[start of INFORMATION PROVIDED]
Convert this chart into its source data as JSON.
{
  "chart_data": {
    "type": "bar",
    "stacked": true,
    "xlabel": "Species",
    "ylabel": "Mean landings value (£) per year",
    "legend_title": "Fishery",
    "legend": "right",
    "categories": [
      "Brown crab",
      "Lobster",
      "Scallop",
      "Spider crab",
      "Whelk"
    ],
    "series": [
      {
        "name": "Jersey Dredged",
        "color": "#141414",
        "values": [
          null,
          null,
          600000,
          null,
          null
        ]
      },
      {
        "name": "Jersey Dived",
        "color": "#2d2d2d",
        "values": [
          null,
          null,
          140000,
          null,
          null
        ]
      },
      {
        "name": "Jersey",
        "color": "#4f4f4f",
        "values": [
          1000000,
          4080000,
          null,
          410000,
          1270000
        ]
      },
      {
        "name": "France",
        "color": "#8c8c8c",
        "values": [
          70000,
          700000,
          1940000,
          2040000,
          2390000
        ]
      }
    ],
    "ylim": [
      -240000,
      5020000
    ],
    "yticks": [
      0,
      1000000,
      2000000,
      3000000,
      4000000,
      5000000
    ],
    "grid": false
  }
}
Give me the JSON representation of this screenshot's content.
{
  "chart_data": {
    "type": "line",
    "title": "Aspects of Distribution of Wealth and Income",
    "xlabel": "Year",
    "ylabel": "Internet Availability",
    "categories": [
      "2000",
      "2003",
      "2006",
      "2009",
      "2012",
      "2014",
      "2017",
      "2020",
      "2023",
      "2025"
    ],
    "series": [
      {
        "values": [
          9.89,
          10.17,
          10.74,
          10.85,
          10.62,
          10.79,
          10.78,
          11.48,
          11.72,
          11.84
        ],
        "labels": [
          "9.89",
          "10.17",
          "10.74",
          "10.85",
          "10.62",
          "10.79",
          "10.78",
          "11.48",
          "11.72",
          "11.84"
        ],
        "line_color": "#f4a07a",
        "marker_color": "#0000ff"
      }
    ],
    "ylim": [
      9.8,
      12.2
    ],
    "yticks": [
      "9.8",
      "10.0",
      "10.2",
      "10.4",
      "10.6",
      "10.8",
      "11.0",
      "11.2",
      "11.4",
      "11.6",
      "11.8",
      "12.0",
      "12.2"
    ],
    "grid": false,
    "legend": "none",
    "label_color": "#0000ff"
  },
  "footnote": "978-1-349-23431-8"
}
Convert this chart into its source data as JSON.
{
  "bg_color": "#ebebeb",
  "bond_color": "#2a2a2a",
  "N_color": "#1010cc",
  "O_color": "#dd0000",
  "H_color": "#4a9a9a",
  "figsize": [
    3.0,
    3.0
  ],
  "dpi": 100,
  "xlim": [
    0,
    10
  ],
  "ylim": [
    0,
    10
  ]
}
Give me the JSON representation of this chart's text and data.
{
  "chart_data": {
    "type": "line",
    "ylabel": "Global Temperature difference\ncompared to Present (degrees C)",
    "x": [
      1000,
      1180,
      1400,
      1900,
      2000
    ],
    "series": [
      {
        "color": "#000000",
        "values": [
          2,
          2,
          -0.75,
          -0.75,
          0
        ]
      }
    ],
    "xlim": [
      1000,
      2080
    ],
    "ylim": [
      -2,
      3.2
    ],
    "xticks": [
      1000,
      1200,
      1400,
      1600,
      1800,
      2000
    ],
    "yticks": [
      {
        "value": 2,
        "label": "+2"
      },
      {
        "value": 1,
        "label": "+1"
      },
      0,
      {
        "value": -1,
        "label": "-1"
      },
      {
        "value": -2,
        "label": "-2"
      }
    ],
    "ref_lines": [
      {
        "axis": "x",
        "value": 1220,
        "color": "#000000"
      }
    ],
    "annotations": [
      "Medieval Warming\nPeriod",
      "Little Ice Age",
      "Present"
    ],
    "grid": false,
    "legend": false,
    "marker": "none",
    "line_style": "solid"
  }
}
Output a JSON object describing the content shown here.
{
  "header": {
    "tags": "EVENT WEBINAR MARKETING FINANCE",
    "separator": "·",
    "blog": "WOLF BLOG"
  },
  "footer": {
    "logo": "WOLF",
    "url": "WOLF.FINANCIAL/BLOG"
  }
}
[end of INFORMATION PROVIDED]
Each record above must be given again exactly.

● **SOLUTION**:
Convert this chart into its source data as JSON.
{
  "chart_data": {
    "type": "bar",
    "stacked": true,
    "xlabel": "Species",
    "ylabel": "Mean landings value (£) per year",
    "legend_title": "Fishery",
    "legend": "right",
    "categories": [
      "Brown crab",
      "Lobster",
      "Scallop",
      "Spider crab",
      "Whelk"
    ],
    "series": [
      {
        "name": "Jersey Dredged",
        "color": "#141414",
        "values": [
          null,
          null,
          600000,
          null,
          null
        ]
      },
      {
        "name": "Jersey Dived",
        "color": "#2d2d2d",
        "values": [
          null,
          null,
          140000,
          null,
          null
        ]
      },
      {
        "name": "Jersey",
        "color": "#4f4f4f",
        "values": [
          1000000,
          4080000,
          null,
          410000,
          1270000
        ]
      },
      {
        "name": "France",
        "color": "#8c8c8c",
        "values": [
          70000,
          700000,
          1940000,
          2040000,
          2390000
        ]
      }
    ],
    "ylim": [
      -240000,
      5020000
    ],
    "yticks": [
      0,
      1000000,
      2000000,
      3000000,
      4000000,
      5000000
    ],
    "grid": false
  }
}
Give me the JSON representation of this screenshot's content.
{
  "chart_data": {
    "type": "line",
    "title": "Aspects of Distribution of Wealth and Income",
    "xlabel": "Year",
    "ylabel": "Internet Availability",
    "categories": [
      "2000",
      "2003",
      "2006",
      "2009",
      "2012",
      "2014",
      "2017",
      "2020",
      "2023",
      "2025"
    ],
    "series": [
      {
        "values": [
          9.89,
          10.17,
          10.74,
          10.85,
          10.62,
          10.79,
          10.78,
          11.48,
          11.72,
          11.84
        ],
        "labels": [
          "9.89",
          "10.17",
          "10.74",
          "10.85",
          "10.62",
          "10.79",
          "10.78",
          "11.48",
          "11.72",
          "11.84"
        ],
        "line_color": "#f4a07a",
        "marker_color": "#0000ff"
      }
    ],
    "ylim": [
      9.8,
      12.2
    ],
    "yticks": [
      "9.8",
      "10.0",
      "10.2",
      "10.4",
      "10.6",
      "10.8",
      "11.0",
      "11.2",
      "11.4",
      "11.6",
      "11.8",
      "12.0",
      "12.2"
    ],
    "grid": false,
    "legend": "none",
    "label_color": "#0000ff"
  },
  "footnote": "978-1-349-23431-8"
}
Convert this chart into its source data as JSON.
{
  "bg_color": "#ebebeb",
  "bond_color": "#2a2a2a",
  "N_color": "#1010cc",
  "O_color": "#dd0000",
  "H_color": "#4a9a9a",
  "figsize": [
    3.0,
    3.0
  ],
  "dpi": 100,
  "xlim": [
    0,
    10
  ],
  "ylim": [
    0,
    10
  ]
}
Give me the JSON representation of this chart's text and data.
{
  "chart_data": {
    "type": "line",
    "ylabel": "Global Temperature difference\ncompared to Present (degrees C)",
    "x": [
      1000,
      1180,
      1400,
      1900,
      2000
    ],
    "series": [
      {
        "color": "#000000",
        "values": [
          2,
          2,
          -0.75,
          -0.75,
          0
        ]
      }
    ],
    "xlim": [
      1000,
      2080
    ],
    "ylim": [
      -2,
      3.2
    ],
    "xticks": [
      1000,
      1200,
      1400,
      1600,
      1800,
      2000
    ],
    "yticks": [
      {
        "value": 2,
        "label": "+2"
      },
      {
        "value": 1,
        "label": "+1"
      },
      0,
      {
        "value": -1,
        "label": "-1"
      },
      {
        "value": -2,
        "label": "-2"
      }
    ],
    "ref_lines": [
      {
        "axis": "x",
        "value": 1220,
        "color": "#000000"
      }
    ],
    "annotations": [
      "Medieval Warming\nPeriod",
      "Little Ice Age",
      "Present"
    ],
    "grid": false,
    "legend": false,
    "marker": "none",
    "line_style": "solid"
  }
}
Output a JSON object describing the content shown here.
{
  "header": {
    "tags": "EVENT WEBINAR MARKETING FINANCE",
    "separator": "·",
    "blog": "WOLF BLOG"
  },
  "footer": {
    "logo": "WOLF",
    "url": "WOLF.FINANCIAL/BLOG"
  }
}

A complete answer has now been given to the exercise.